(Stored data entries)
______

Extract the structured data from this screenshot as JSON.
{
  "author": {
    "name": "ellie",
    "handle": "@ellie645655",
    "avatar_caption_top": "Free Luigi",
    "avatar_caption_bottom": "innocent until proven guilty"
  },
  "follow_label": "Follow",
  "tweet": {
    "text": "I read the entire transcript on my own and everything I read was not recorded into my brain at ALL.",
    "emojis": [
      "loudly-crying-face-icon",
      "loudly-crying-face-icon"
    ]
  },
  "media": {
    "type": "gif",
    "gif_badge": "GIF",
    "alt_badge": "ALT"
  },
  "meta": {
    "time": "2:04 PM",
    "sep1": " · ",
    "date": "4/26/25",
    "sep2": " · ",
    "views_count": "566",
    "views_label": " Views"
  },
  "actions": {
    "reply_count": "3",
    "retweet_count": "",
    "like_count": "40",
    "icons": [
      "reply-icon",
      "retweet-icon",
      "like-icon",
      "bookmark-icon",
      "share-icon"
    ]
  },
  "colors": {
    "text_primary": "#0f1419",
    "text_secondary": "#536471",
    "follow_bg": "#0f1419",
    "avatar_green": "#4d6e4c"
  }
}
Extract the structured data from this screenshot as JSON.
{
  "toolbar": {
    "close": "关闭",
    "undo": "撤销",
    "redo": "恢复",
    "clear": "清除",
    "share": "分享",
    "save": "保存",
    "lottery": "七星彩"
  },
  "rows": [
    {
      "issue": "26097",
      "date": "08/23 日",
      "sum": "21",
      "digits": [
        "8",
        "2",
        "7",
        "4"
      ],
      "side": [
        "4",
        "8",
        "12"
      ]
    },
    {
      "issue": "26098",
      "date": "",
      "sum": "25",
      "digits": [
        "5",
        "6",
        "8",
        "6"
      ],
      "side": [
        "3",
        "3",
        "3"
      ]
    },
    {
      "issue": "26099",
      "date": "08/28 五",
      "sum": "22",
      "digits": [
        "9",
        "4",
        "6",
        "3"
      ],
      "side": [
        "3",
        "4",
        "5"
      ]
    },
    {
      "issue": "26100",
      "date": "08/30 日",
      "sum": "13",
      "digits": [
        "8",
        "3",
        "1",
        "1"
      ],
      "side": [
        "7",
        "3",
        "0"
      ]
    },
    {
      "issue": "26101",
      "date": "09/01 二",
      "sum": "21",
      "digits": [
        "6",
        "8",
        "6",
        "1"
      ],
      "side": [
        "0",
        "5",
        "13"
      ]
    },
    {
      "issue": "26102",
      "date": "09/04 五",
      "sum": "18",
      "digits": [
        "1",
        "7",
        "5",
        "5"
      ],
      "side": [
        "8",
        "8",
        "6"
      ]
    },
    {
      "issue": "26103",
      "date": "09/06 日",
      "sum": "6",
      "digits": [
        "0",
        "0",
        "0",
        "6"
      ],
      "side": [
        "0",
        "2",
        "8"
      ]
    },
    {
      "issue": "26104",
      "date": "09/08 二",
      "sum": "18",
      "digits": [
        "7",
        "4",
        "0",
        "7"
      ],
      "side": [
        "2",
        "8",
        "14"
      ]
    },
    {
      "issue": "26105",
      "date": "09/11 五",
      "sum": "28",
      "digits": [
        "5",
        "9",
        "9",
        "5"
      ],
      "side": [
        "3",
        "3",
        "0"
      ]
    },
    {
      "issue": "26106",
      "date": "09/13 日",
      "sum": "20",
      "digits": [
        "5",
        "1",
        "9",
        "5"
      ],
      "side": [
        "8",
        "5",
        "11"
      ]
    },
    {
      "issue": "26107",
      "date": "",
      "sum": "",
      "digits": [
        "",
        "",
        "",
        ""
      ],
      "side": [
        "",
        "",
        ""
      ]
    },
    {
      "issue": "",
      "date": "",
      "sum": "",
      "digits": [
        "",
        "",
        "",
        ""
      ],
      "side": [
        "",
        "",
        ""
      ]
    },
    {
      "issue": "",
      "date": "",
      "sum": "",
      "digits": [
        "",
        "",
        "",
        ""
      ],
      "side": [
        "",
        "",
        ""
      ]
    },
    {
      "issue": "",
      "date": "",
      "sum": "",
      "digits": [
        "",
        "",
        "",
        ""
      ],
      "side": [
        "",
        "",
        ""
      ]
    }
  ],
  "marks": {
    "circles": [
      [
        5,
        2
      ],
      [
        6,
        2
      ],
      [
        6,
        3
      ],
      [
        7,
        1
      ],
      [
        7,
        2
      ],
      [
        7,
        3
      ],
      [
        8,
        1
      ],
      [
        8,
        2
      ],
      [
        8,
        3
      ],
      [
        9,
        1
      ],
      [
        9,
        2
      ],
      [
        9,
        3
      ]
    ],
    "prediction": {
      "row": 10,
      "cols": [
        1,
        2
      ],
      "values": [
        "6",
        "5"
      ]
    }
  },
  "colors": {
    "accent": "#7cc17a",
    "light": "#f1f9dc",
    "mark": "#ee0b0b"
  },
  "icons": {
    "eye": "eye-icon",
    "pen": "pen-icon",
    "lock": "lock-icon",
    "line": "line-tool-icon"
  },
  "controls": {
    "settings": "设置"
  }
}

______

Goal: All of the entries should be written out again exactly.

Exercise answer:
Extract the structured data from this screenshot as JSON.
{
  "author": {
    "name": "ellie",
    "handle": "@ellie645655",
    "avatar_caption_top": "Free Luigi",
    "avatar_caption_bottom": "innocent until proven guilty"
  },
  "follow_label": "Follow",
  "tweet": {
    "text": "I read the entire transcript on my own and everything I read was not recorded into my brain at ALL.",
    "emojis": [
      "loudly-crying-face-icon",
      "loudly-crying-face-icon"
    ]
  },
  "media": {
    "type": "gif",
    "gif_badge": "GIF",
    "alt_badge": "ALT"
  },
  "meta": {
    "time": "2:04 PM",
    "sep1": " · ",
    "date": "4/26/25",
    "sep2": " · ",
    "views_count": "566",
    "views_label": " Views"
  },
  "actions": {
    "reply_count": "3",
    "retweet_count": "",
    "like_count": "40",
    "icons": [
      "reply-icon",
      "retweet-icon",
      "like-icon",
      "bookmark-icon",
      "share-icon"
    ]
  },
  "colors": {
    "text_primary": "#0f1419",
    "text_secondary": "#536471",
    "follow_bg": "#0f1419",
    "avatar_green": "#4d6e4c"
  }
}
Extract the structured data from this screenshot as JSON.
{
  "toolbar": {
    "close": "关闭",
    "undo": "撤销",
    "redo": "恢复",
    "clear": "清除",
    "share": "分享",
    "save": "保存",
    "lottery": "七星彩"
  },
  "rows": [
    {
      "issue": "26097",
      "date": "08/23 日",
      "sum": "21",
      "digits": [
        "8",
        "2",
        "7",
        "4"
      ],
      "side": [
        "4",
        "8",
        "12"
      ]
    },
    {
      "issue": "26098",
      "date": "",
      "sum": "25",
      "digits": [
        "5",
        "6",
        "8",
        "6"
      ],
      "side": [
        "3",
        "3",
        "3"
      ]
    },
    {
      "issue": "26099",
      "date": "08/28 五",
      "sum": "22",
      "digits": [
        "9",
        "4",
        "6",
        "3"
      ],
      "side": [
        "3",
        "4",
        "5"
      ]
    },
    {
      "issue": "26100",
      "date": "08/30 日",
      "sum": "13",
      "digits": [
        "8",
        "3",
        "1",
        "1"
      ],
      "side": [
        "7",
        "3",
        "0"
      ]
    },
    {
      "issue": "26101",
      "date": "09/01 二",
      "sum": "21",
      "digits": [
        "6",
        "8",
        "6",
        "1"
      ],
      "side": [
        "0",
        "5",
        "13"
      ]
    },
    {
      "issue": "26102",
      "date": "09/04 五",
      "sum": "18",
      "digits": [
        "1",
        "7",
        "5",
        "5"
      ],
      "side": [
        "8",
        "8",
        "6"
      ]
    },
    {
      "issue": "26103",
      "date": "09/06 日",
      "sum": "6",
      "digits": [
        "0",
        "0",
        "0",
        "6"
      ],
      "side": [
        "0",
        "2",
        "8"
      ]
    },
    {
      "issue": "26104",
      "date": "09/08 二",
      "sum": "18",
      "digits": [
        "7",
        "4",
        "0",
        "7"
      ],
      "side": [
        "2",
        "8",
        "14"
      ]
    },
    {
      "issue": "26105",
      "date": "09/11 五",
      "sum": "28",
      "digits": [
        "5",
        "9",
        "9",
        "5"
      ],
      "side": [
        "3",
        "3",
        "0"
      ]
    },
    {
      "issue": "26106",
      "date": "09/13 日",
      "sum": "20",
      "digits": [
        "5",
        "1",
        "9",
        "5"
      ],
      "side": [
        "8",
        "5",
        "11"
      ]
    },
    {
      "issue": "26107",
      "date": "",
      "sum": "",
      "digits": [
        "",
        "",
        "",
        ""
      ],
      "side": [
        "",
        "",
        ""
      ]
    },
    {
      "issue": "",
      "date": "",
      "sum": "",
      "digits": [
        "",
        "",
        "",
        ""
      ],
      "side": [
        "",
        "",
        ""
      ]
    },
    {
      "issue": "",
      "date": "",
      "sum": "",
      "digits": [
        "",
        "",
        "",
        ""
      ],
      "side": [
        "",
        "",
        ""
      ]
    },
    {
      "issue": "",
      "date": "",
      "sum": "",
      "digits": [
        "",
        "",
        "",
        ""
      ],
      "side": [
        "",
        "",
        ""
      ]
    }
  ],
  "marks": {
    "circles": [
      [
        5,
        2
      ],
      [
        6,
        2
      ],
      [
        6,
        3
      ],
      [
        7,
        1
      ],
      [
        7,
        2
      ],
      [
        7,
        3
      ],
      [
        8,
        1
      ],
      [
        8,
        2
      ],
      [
        8,
        3
      ],
      [
        9,
        1
      ],
      [
        9,
        2
      ],
      [
        9,
        3
      ]
    ],
    "prediction": {
      "row": 10,
      "cols": [
        1,
        2
      ],
      "values": [
        "6",
        "5"
      ]
    }
  },
  "colors": {
    "accent": "#7cc17a",
    "light": "#f1f9dc",
    "mark": "#ee0b0b"
  },
  "icons": {
    "eye": "eye-icon",
    "pen": "pen-icon",
    "lock": "lock-icon",
    "line": "line-tool-icon"
  },
  "controls": {
    "settings": "设置"
  }
}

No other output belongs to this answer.